[Annotated region listings]
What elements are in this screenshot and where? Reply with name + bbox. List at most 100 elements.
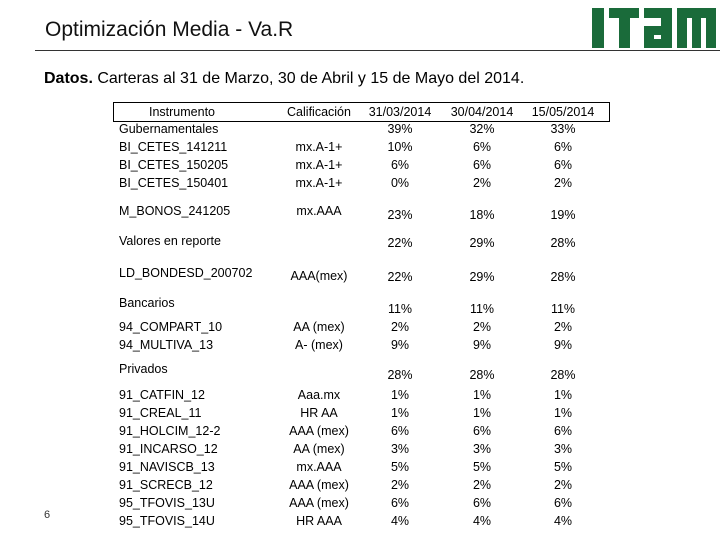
weight-cell: 1% bbox=[390, 406, 410, 420]
weight-cell: 19% bbox=[550, 208, 576, 222]
instrument-cell: 94_MULTIVA_13 bbox=[119, 338, 214, 352]
weight-cell: 6% bbox=[390, 424, 410, 438]
rating-cell: Aaa.mx bbox=[297, 388, 341, 402]
rating-cell: HR AA bbox=[300, 406, 338, 420]
weight-cell: 22% bbox=[387, 270, 413, 284]
rating-cell: AA (mex) bbox=[293, 442, 345, 456]
header-date-2: 30/04/2014 bbox=[450, 105, 514, 119]
weight-cell: 1% bbox=[390, 388, 410, 402]
weight-cell: 0% bbox=[390, 176, 410, 190]
weight-cell: 6% bbox=[472, 424, 492, 438]
weight-cell: 2% bbox=[472, 320, 492, 334]
instrument-cell: Valores en reporte bbox=[119, 234, 221, 248]
instrument-cell: 91_SCRECB_12 bbox=[119, 478, 213, 492]
weight-cell: 9% bbox=[472, 338, 492, 352]
weight-cell: 32% bbox=[469, 122, 495, 136]
weight-cell: 28% bbox=[550, 368, 576, 382]
weight-cell: 4% bbox=[390, 514, 410, 528]
instrument-cell: M_BONOS_241205 bbox=[119, 204, 231, 218]
weight-cell: 11% bbox=[550, 302, 576, 316]
weight-cell: 11% bbox=[387, 302, 413, 316]
instrument-cell: Gubernamentales bbox=[119, 122, 219, 136]
weight-cell: 29% bbox=[469, 236, 495, 250]
weight-cell: 5% bbox=[390, 460, 410, 474]
rating-cell: mx.AAA bbox=[296, 460, 342, 474]
rating-cell: AAA(mex) bbox=[290, 269, 348, 283]
weight-cell: 28% bbox=[469, 368, 495, 382]
rating-cell: AAA (mex) bbox=[289, 424, 349, 438]
weight-cell: 23% bbox=[387, 208, 413, 222]
instrument-cell: 91_CATFIN_12 bbox=[119, 388, 205, 402]
rating-cell: mx.A-1+ bbox=[295, 140, 343, 154]
instrument-cell: 95_TFOVIS_13U bbox=[119, 496, 215, 510]
weight-cell: 4% bbox=[553, 514, 573, 528]
instrument-cell: 91_INCARSO_12 bbox=[119, 442, 218, 456]
subtitle: Datos. Carteras al 31 de Marzo, 30 de Ab… bbox=[44, 70, 524, 88]
rating-cell: HR AAA bbox=[296, 514, 342, 528]
weight-cell: 29% bbox=[469, 270, 495, 284]
weight-cell: 1% bbox=[553, 388, 573, 402]
subtitle-text: Carteras al 31 de Marzo, 30 de Abril y 1… bbox=[92, 70, 525, 87]
rating-cell: AAA (mex) bbox=[289, 496, 349, 510]
weight-cell: 10% bbox=[387, 140, 413, 154]
weight-cell: 4% bbox=[472, 514, 492, 528]
weight-cell: 2% bbox=[390, 478, 410, 492]
weight-cell: 9% bbox=[390, 338, 410, 352]
rating-cell: A- (mex) bbox=[295, 338, 343, 352]
weight-cell: 2% bbox=[553, 320, 573, 334]
weight-cell: 9% bbox=[553, 338, 573, 352]
weight-cell: 3% bbox=[390, 442, 410, 456]
weight-cell: 2% bbox=[472, 176, 492, 190]
weight-cell: 39% bbox=[387, 122, 413, 136]
header-date-3: 15/05/2014 bbox=[531, 105, 595, 119]
weight-cell: 2% bbox=[553, 478, 573, 492]
weight-cell: 22% bbox=[387, 236, 413, 250]
table-header-border bbox=[113, 102, 610, 122]
instrument-cell: 94_COMPART_10 bbox=[119, 320, 223, 334]
weight-cell: 6% bbox=[390, 496, 410, 510]
rating-cell: mx.A-1+ bbox=[295, 158, 343, 172]
weight-cell: 2% bbox=[390, 320, 410, 334]
instrument-cell: BI_CETES_150401 bbox=[119, 176, 229, 190]
weight-cell: 18% bbox=[469, 208, 495, 222]
weight-cell: 28% bbox=[387, 368, 413, 382]
portfolio-table: Instrumento Calificación 31/03/2014 30/0… bbox=[113, 102, 610, 528]
weight-cell: 3% bbox=[553, 442, 573, 456]
weight-cell: 1% bbox=[553, 406, 573, 420]
weight-cell: 1% bbox=[472, 388, 492, 402]
weight-cell: 33% bbox=[550, 122, 576, 136]
header-instrumento: Instrumento bbox=[149, 105, 216, 119]
weight-cell: 28% bbox=[550, 236, 576, 250]
weight-cell: 1% bbox=[472, 406, 492, 420]
weight-cell: 6% bbox=[472, 140, 492, 154]
title-divider bbox=[35, 50, 720, 51]
weight-cell: 28% bbox=[550, 270, 576, 284]
weight-cell: 6% bbox=[472, 496, 492, 510]
weight-cell: 6% bbox=[553, 158, 573, 172]
instrument-cell: BI_CETES_141211 bbox=[119, 140, 228, 154]
instrument-cell: Bancarios bbox=[119, 296, 175, 310]
rating-cell: mx.AAA bbox=[296, 204, 342, 218]
instrument-cell: 95_TFOVIS_14U bbox=[119, 514, 215, 528]
weight-cell: 5% bbox=[553, 460, 573, 474]
subtitle-lead: Datos. bbox=[44, 70, 93, 87]
header-date-1: 31/03/2014 bbox=[368, 105, 432, 119]
instrument-cell: LD_BONDESD_200702 bbox=[119, 266, 253, 280]
itam-logo bbox=[592, 8, 716, 48]
rating-cell: mx.A-1+ bbox=[295, 176, 343, 190]
page-number: 6 bbox=[44, 509, 51, 521]
instrument-cell: 91_HOLCIM_12-2 bbox=[119, 424, 221, 438]
weight-cell: 6% bbox=[472, 158, 492, 172]
instrument-cell: 91_CREAL_11 bbox=[119, 406, 202, 420]
weight-cell: 6% bbox=[553, 140, 573, 154]
weight-cell: 5% bbox=[472, 460, 492, 474]
instrument-cell: Privados bbox=[119, 362, 168, 376]
slide-title: Optimización Media - Va.R bbox=[45, 18, 294, 41]
header-calificacion: Calificación bbox=[287, 105, 351, 119]
rating-cell: AAA (mex) bbox=[289, 478, 349, 492]
rating-cell: AA (mex) bbox=[293, 320, 345, 334]
instrument-cell: 91_NAVISCB_13 bbox=[119, 460, 215, 474]
instrument-cell: BI_CETES_150205 bbox=[119, 158, 229, 172]
weight-cell: 6% bbox=[553, 496, 573, 510]
weight-cell: 11% bbox=[469, 302, 495, 316]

- **The task**
Can you update the records by replacing "weight-cell" with "allocation-cell" everywhere and changing nothing else? Leave the pictures out of your reply.

- **Finished task**
What elements are in this screenshot and where? Reply with name + bbox. List at most 100 elements.
allocation-cell: 1% bbox=[390, 406, 410, 420]
allocation-cell: 19% bbox=[550, 208, 576, 222]
instrument-cell: 94_MULTIVA_13 bbox=[119, 338, 214, 352]
allocation-cell: 6% bbox=[390, 424, 410, 438]
rating-cell: Aaa.mx bbox=[297, 388, 341, 402]
rating-cell: HR AA bbox=[300, 406, 338, 420]
allocation-cell: 22% bbox=[387, 270, 413, 284]
rating-cell: AA (mex) bbox=[293, 442, 345, 456]
header-date-2: 30/04/2014 bbox=[450, 105, 514, 119]
allocation-cell: 1% bbox=[390, 388, 410, 402]
allocation-cell: 0% bbox=[390, 176, 410, 190]
allocation-cell: 6% bbox=[472, 424, 492, 438]
allocation-cell: 2% bbox=[472, 320, 492, 334]
instrument-cell: Valores en reporte bbox=[119, 234, 221, 248]
instrument-cell: 91_SCRECB_12 bbox=[119, 478, 213, 492]
allocation-cell: 9% bbox=[472, 338, 492, 352]
allocation-cell: 32% bbox=[469, 122, 495, 136]
allocation-cell: 28% bbox=[550, 368, 576, 382]
allocation-cell: 4% bbox=[390, 514, 410, 528]
instrument-cell: M_BONOS_241205 bbox=[119, 204, 231, 218]
allocation-cell: 11% bbox=[550, 302, 576, 316]
allocation-cell: 11% bbox=[387, 302, 413, 316]
instrument-cell: Gubernamentales bbox=[119, 122, 219, 136]
allocation-cell: 29% bbox=[469, 236, 495, 250]
allocation-cell: 5% bbox=[390, 460, 410, 474]
rating-cell: mx.AAA bbox=[296, 460, 342, 474]
rating-cell: AAA(mex) bbox=[290, 269, 348, 283]
allocation-cell: 28% bbox=[469, 368, 495, 382]
rating-cell: AAA (mex) bbox=[289, 424, 349, 438]
allocation-cell: 23% bbox=[387, 208, 413, 222]
instrument-cell: 91_CATFIN_12 bbox=[119, 388, 205, 402]
rating-cell: mx.A-1+ bbox=[295, 140, 343, 154]
instrument-cell: 95_TFOVIS_13U bbox=[119, 496, 215, 510]
allocation-cell: 4% bbox=[553, 514, 573, 528]
instrument-cell: 91_INCARSO_12 bbox=[119, 442, 218, 456]
subtitle: Datos. Carteras al 31 de Marzo, 30 de Ab… bbox=[44, 70, 524, 88]
rating-cell: HR AAA bbox=[296, 514, 342, 528]
allocation-cell: 29% bbox=[469, 270, 495, 284]
allocation-cell: 1% bbox=[553, 388, 573, 402]
subtitle-text: Carteras al 31 de Marzo, 30 de Abril y 1… bbox=[92, 70, 525, 87]
rating-cell: AAA (mex) bbox=[289, 496, 349, 510]
allocation-cell: 10% bbox=[387, 140, 413, 154]
allocation-cell: 4% bbox=[472, 514, 492, 528]
allocation-cell: 2% bbox=[390, 478, 410, 492]
allocation-cell: 9% bbox=[390, 338, 410, 352]
rating-cell: A- (mex) bbox=[295, 338, 343, 352]
allocation-cell: 2% bbox=[553, 320, 573, 334]
allocation-cell: 9% bbox=[553, 338, 573, 352]
allocation-cell: 3% bbox=[390, 442, 410, 456]
allocation-cell: 2% bbox=[472, 176, 492, 190]
allocation-cell: 39% bbox=[387, 122, 413, 136]
header-date-3: 15/05/2014 bbox=[531, 105, 595, 119]
allocation-cell: 2% bbox=[553, 478, 573, 492]
allocation-cell: 22% bbox=[387, 236, 413, 250]
table-header-border bbox=[113, 102, 610, 122]
instrument-cell: 94_COMPART_10 bbox=[119, 320, 223, 334]
allocation-cell: 6% bbox=[390, 496, 410, 510]
rating-cell: mx.A-1+ bbox=[295, 158, 343, 172]
allocation-cell: 2% bbox=[390, 320, 410, 334]
instrument-cell: BI_CETES_150401 bbox=[119, 176, 229, 190]
allocation-cell: 18% bbox=[469, 208, 495, 222]
allocation-cell: 28% bbox=[387, 368, 413, 382]
portfolio-table: Instrumento Calificación 31/03/2014 30/0… bbox=[113, 102, 610, 528]
allocation-cell: 3% bbox=[553, 442, 573, 456]
allocation-cell: 1% bbox=[553, 406, 573, 420]
allocation-cell: 1% bbox=[472, 388, 492, 402]
allocation-cell: 33% bbox=[550, 122, 576, 136]
header-instrumento: Instrumento bbox=[149, 105, 216, 119]
allocation-cell: 28% bbox=[550, 236, 576, 250]
allocation-cell: 1% bbox=[472, 406, 492, 420]
allocation-cell: 6% bbox=[472, 140, 492, 154]
title-divider bbox=[35, 50, 720, 51]
allocation-cell: 28% bbox=[550, 270, 576, 284]
allocation-cell: 6% bbox=[472, 496, 492, 510]
allocation-cell: 6% bbox=[553, 158, 573, 172]
instrument-cell: BI_CETES_141211 bbox=[119, 140, 228, 154]
instrument-cell: Bancarios bbox=[119, 296, 175, 310]
rating-cell: mx.AAA bbox=[296, 204, 342, 218]
instrument-cell: 95_TFOVIS_14U bbox=[119, 514, 215, 528]
allocation-cell: 5% bbox=[553, 460, 573, 474]
subtitle-lead: Datos. bbox=[44, 70, 93, 87]
header-date-1: 31/03/2014 bbox=[368, 105, 432, 119]
instrument-cell: LD_BONDESD_200702 bbox=[119, 266, 253, 280]
itam-logo bbox=[592, 8, 716, 48]
rating-cell: mx.A-1+ bbox=[295, 176, 343, 190]
page-number: 6 bbox=[44, 509, 51, 521]
instrument-cell: 91_HOLCIM_12-2 bbox=[119, 424, 221, 438]
allocation-cell: 6% bbox=[472, 158, 492, 172]
instrument-cell: 91_CREAL_11 bbox=[119, 406, 202, 420]
allocation-cell: 6% bbox=[553, 140, 573, 154]
allocation-cell: 5% bbox=[472, 460, 492, 474]
instrument-cell: Privados bbox=[119, 362, 168, 376]
slide-title: Optimización Media - Va.R bbox=[45, 18, 294, 41]
header-calificacion: Calificación bbox=[287, 105, 351, 119]
rating-cell: AAA (mex) bbox=[289, 478, 349, 492]
rating-cell: AA (mex) bbox=[293, 320, 345, 334]
instrument-cell: 91_NAVISCB_13 bbox=[119, 460, 215, 474]
instrument-cell: BI_CETES_150205 bbox=[119, 158, 229, 172]
allocation-cell: 6% bbox=[553, 496, 573, 510]
allocation-cell: 11% bbox=[469, 302, 495, 316]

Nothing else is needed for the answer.